Exercise goal ::
Transcribe every entry word for word. Skip the pictures.

Begin Information provided

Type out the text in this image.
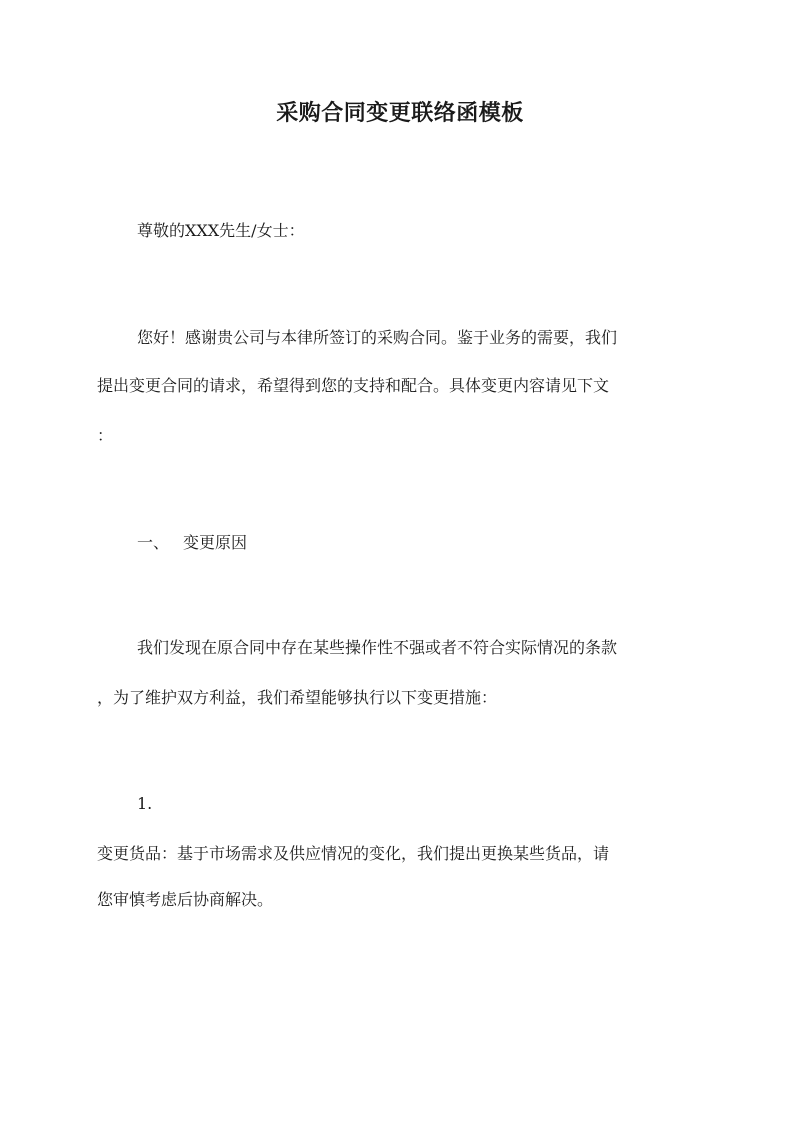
采购合同变更联络函模板

尊敬的XXX先生/女士：

您好！感谢贵公司与本律所签订的采购合同。鉴于业务的需要，我们

提出变更合同的请求，希望得到您的支持和配合。具体变更内容请见下文

：

一、 变更原因

我们发现在原合同中存在某些操作性不强或者不符合实际情况的条款

，为了维护双方利益，我们希望能够执行以下变更措施：

1.

变更货品：基于市场需求及供应情况的变化，我们提出更换某些货品，请

您审慎考虑后协商解决。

End Information provided

Written solution ::
Type out the text in this image.
采购合同变更联络函模板

尊敬的XXX先生/女士：

您好！感谢贵公司与本律所签订的采购合同。鉴于业务的需要，我们

提出变更合同的请求，希望得到您的支持和配合。具体变更内容请见下文

：

一、 变更原因

我们发现在原合同中存在某些操作性不强或者不符合实际情况的条款

，为了维护双方利益，我们希望能够执行以下变更措施：

1.

变更货品：基于市场需求及供应情况的变化，我们提出更换某些货品，请

您审慎考虑后协商解决。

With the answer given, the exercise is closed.